<<<<

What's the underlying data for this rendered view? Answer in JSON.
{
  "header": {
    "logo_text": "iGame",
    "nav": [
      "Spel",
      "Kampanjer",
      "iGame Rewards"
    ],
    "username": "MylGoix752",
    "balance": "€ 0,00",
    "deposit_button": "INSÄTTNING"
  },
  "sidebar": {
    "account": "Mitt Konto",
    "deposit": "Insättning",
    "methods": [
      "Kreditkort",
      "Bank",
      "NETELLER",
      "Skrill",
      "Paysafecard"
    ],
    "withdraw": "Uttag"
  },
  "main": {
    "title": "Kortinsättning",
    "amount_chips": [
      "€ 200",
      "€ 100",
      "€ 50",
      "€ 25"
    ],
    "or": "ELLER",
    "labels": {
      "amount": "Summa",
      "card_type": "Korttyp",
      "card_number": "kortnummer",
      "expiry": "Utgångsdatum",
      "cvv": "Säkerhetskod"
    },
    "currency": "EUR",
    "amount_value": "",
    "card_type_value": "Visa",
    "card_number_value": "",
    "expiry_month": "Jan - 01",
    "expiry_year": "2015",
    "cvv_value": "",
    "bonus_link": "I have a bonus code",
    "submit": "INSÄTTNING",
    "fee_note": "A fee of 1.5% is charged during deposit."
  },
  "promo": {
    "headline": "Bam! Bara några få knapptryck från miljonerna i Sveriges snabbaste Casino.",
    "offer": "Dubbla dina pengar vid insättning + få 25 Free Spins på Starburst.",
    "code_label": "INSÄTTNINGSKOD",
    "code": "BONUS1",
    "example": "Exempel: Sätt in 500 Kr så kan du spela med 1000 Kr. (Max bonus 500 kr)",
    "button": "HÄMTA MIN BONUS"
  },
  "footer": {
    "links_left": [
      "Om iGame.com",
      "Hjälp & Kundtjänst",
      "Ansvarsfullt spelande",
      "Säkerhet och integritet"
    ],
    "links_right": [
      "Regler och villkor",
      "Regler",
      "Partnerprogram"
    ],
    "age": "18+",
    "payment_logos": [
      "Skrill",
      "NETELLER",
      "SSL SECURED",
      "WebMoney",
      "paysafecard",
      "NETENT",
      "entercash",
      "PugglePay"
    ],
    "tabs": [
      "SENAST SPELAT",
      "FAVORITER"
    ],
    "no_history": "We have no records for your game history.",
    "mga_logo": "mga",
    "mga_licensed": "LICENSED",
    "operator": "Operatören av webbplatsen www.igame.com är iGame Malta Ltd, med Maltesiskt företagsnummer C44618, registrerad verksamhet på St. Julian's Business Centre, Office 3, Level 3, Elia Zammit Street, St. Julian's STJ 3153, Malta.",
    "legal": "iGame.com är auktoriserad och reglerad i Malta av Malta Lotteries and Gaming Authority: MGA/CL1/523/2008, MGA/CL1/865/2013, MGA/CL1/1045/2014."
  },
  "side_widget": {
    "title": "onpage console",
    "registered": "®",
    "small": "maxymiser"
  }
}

>>>>

▶ WORK INSTRUCTIONS:
Copy out the data shown above without altering anything.

▶ EXERCISE ANSWER:
What's the underlying data for this rendered view? Answer in JSON.
{
  "header": {
    "logo_text": "iGame",
    "nav": [
      "Spel",
      "Kampanjer",
      "iGame Rewards"
    ],
    "username": "MylGoix752",
    "balance": "€ 0,00",
    "deposit_button": "INSÄTTNING"
  },
  "sidebar": {
    "account": "Mitt Konto",
    "deposit": "Insättning",
    "methods": [
      "Kreditkort",
      "Bank",
      "NETELLER",
      "Skrill",
      "Paysafecard"
    ],
    "withdraw": "Uttag"
  },
  "main": {
    "title": "Kortinsättning",
    "amount_chips": [
      "€ 200",
      "€ 100",
      "€ 50",
      "€ 25"
    ],
    "or": "ELLER",
    "labels": {
      "amount": "Summa",
      "card_type": "Korttyp",
      "card_number": "kortnummer",
      "expiry": "Utgångsdatum",
      "cvv": "Säkerhetskod"
    },
    "currency": "EUR",
    "amount_value": "",
    "card_type_value": "Visa",
    "card_number_value": "",
    "expiry_month": "Jan - 01",
    "expiry_year": "2015",
    "cvv_value": "",
    "bonus_link": "I have a bonus code",
    "submit": "INSÄTTNING",
    "fee_note": "A fee of 1.5% is charged during deposit."
  },
  "promo": {
    "headline": "Bam! Bara några få knapptryck från miljonerna i Sveriges snabbaste Casino.",
    "offer": "Dubbla dina pengar vid insättning + få 25 Free Spins på Starburst.",
    "code_label": "INSÄTTNINGSKOD",
    "code": "BONUS1",
    "example": "Exempel: Sätt in 500 Kr så kan du spela med 1000 Kr. (Max bonus 500 kr)",
    "button": "HÄMTA MIN BONUS"
  },
  "footer": {
    "links_left": [
      "Om iGame.com",
      "Hjälp & Kundtjänst",
      "Ansvarsfullt spelande",
      "Säkerhet och integritet"
    ],
    "links_right": [
      "Regler och villkor",
      "Regler",
      "Partnerprogram"
    ],
    "age": "18+",
    "payment_logos": [
      "Skrill",
      "NETELLER",
      "SSL SECURED",
      "WebMoney",
      "paysafecard",
      "NETENT",
      "entercash",
      "PugglePay"
    ],
    "tabs": [
      "SENAST SPELAT",
      "FAVORITER"
    ],
    "no_history": "We have no records for your game history.",
    "mga_logo": "mga",
    "mga_licensed": "LICENSED",
    "operator": "Operatören av webbplatsen www.igame.com är iGame Malta Ltd, med Maltesiskt företagsnummer C44618, registrerad verksamhet på St. Julian's Business Centre, Office 3, Level 3, Elia Zammit Street, St. Julian's STJ 3153, Malta.",
    "legal": "iGame.com är auktoriserad och reglerad i Malta av Malta Lotteries and Gaming Authority: MGA/CL1/523/2008, MGA/CL1/865/2013, MGA/CL1/1045/2014."
  },
  "side_widget": {
    "title": "onpage console",
    "registered": "®",
    "small": "maxymiser"
  }
}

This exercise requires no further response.